* [WORK TO DO]: Repeat the material exactly, leaving nothing out.

—————

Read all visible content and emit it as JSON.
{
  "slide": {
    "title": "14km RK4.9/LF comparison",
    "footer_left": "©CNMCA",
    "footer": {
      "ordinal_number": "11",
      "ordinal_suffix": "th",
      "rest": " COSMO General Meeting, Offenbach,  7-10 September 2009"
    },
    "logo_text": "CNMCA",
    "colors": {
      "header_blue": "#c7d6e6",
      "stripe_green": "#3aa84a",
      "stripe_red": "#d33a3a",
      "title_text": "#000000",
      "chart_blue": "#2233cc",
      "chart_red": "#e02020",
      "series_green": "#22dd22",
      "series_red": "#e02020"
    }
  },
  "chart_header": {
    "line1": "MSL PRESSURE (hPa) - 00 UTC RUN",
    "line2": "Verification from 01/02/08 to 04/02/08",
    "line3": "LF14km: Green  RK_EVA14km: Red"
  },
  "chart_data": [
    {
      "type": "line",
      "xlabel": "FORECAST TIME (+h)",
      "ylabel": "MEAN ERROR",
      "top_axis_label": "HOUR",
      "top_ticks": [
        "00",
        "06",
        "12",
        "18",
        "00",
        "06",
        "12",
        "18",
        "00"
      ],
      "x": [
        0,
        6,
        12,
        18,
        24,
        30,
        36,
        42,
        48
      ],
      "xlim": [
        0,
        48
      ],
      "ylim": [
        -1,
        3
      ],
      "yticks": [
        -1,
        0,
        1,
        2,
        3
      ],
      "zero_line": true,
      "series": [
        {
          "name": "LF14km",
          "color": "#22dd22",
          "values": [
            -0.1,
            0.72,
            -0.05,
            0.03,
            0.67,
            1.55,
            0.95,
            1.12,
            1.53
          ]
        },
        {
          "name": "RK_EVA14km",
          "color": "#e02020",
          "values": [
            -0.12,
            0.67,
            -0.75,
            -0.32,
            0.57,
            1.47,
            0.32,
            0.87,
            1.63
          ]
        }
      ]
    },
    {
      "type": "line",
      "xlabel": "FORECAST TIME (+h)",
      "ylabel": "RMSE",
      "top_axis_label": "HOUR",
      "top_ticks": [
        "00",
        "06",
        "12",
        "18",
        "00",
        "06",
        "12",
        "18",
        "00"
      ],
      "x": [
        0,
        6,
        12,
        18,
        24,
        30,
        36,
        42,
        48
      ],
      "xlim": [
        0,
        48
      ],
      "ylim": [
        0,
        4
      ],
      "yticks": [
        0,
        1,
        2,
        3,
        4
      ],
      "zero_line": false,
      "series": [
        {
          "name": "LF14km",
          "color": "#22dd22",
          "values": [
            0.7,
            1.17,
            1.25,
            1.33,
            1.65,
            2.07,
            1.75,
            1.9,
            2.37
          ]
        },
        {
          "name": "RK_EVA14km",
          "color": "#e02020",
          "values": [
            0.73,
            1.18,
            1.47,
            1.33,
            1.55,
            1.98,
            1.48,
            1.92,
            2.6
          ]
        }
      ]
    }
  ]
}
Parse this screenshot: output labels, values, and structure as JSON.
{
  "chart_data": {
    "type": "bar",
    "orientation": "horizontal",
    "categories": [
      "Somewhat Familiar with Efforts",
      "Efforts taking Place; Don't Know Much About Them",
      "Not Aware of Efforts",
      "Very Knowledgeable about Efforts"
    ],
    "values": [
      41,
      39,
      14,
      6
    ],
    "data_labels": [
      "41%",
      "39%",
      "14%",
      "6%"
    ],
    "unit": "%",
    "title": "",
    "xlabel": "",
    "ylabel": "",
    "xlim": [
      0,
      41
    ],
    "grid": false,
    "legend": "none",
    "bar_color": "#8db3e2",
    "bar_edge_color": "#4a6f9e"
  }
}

—————

* [FULL RESPONSE]:
Read all visible content and emit it as JSON.
{
  "slide": {
    "title": "14km RK4.9/LF comparison",
    "footer_left": "©CNMCA",
    "footer": {
      "ordinal_number": "11",
      "ordinal_suffix": "th",
      "rest": " COSMO General Meeting, Offenbach,  7-10 September 2009"
    },
    "logo_text": "CNMCA",
    "colors": {
      "header_blue": "#c7d6e6",
      "stripe_green": "#3aa84a",
      "stripe_red": "#d33a3a",
      "title_text": "#000000",
      "chart_blue": "#2233cc",
      "chart_red": "#e02020",
      "series_green": "#22dd22",
      "series_red": "#e02020"
    }
  },
  "chart_header": {
    "line1": "MSL PRESSURE (hPa) - 00 UTC RUN",
    "line2": "Verification from 01/02/08 to 04/02/08",
    "line3": "LF14km: Green  RK_EVA14km: Red"
  },
  "chart_data": [
    {
      "type": "line",
      "xlabel": "FORECAST TIME (+h)",
      "ylabel": "MEAN ERROR",
      "top_axis_label": "HOUR",
      "top_ticks": [
        "00",
        "06",
        "12",
        "18",
        "00",
        "06",
        "12",
        "18",
        "00"
      ],
      "x": [
        0,
        6,
        12,
        18,
        24,
        30,
        36,
        42,
        48
      ],
      "xlim": [
        0,
        48
      ],
      "ylim": [
        -1,
        3
      ],
      "yticks": [
        -1,
        0,
        1,
        2,
        3
      ],
      "zero_line": true,
      "series": [
        {
          "name": "LF14km",
          "color": "#22dd22",
          "values": [
            -0.1,
            0.72,
            -0.05,
            0.03,
            0.67,
            1.55,
            0.95,
            1.12,
            1.53
          ]
        },
        {
          "name": "RK_EVA14km",
          "color": "#e02020",
          "values": [
            -0.12,
            0.67,
            -0.75,
            -0.32,
            0.57,
            1.47,
            0.32,
            0.87,
            1.63
          ]
        }
      ]
    },
    {
      "type": "line",
      "xlabel": "FORECAST TIME (+h)",
      "ylabel": "RMSE",
      "top_axis_label": "HOUR",
      "top_ticks": [
        "00",
        "06",
        "12",
        "18",
        "00",
        "06",
        "12",
        "18",
        "00"
      ],
      "x": [
        0,
        6,
        12,
        18,
        24,
        30,
        36,
        42,
        48
      ],
      "xlim": [
        0,
        48
      ],
      "ylim": [
        0,
        4
      ],
      "yticks": [
        0,
        1,
        2,
        3,
        4
      ],
      "zero_line": false,
      "series": [
        {
          "name": "LF14km",
          "color": "#22dd22",
          "values": [
            0.7,
            1.17,
            1.25,
            1.33,
            1.65,
            2.07,
            1.75,
            1.9,
            2.37
          ]
        },
        {
          "name": "RK_EVA14km",
          "color": "#e02020",
          "values": [
            0.73,
            1.18,
            1.47,
            1.33,
            1.55,
            1.98,
            1.48,
            1.92,
            2.6
          ]
        }
      ]
    }
  ]
}
Parse this screenshot: output labels, values, and structure as JSON.
{
  "chart_data": {
    "type": "bar",
    "orientation": "horizontal",
    "categories": [
      "Somewhat Familiar with Efforts",
      "Efforts taking Place; Don't Know Much About Them",
      "Not Aware of Efforts",
      "Very Knowledgeable about Efforts"
    ],
    "values": [
      41,
      39,
      14,
      6
    ],
    "data_labels": [
      "41%",
      "39%",
      "14%",
      "6%"
    ],
    "unit": "%",
    "title": "",
    "xlabel": "",
    "ylabel": "",
    "xlim": [
      0,
      41
    ],
    "grid": false,
    "legend": "none",
    "bar_color": "#8db3e2",
    "bar_edge_color": "#4a6f9e"
  }
}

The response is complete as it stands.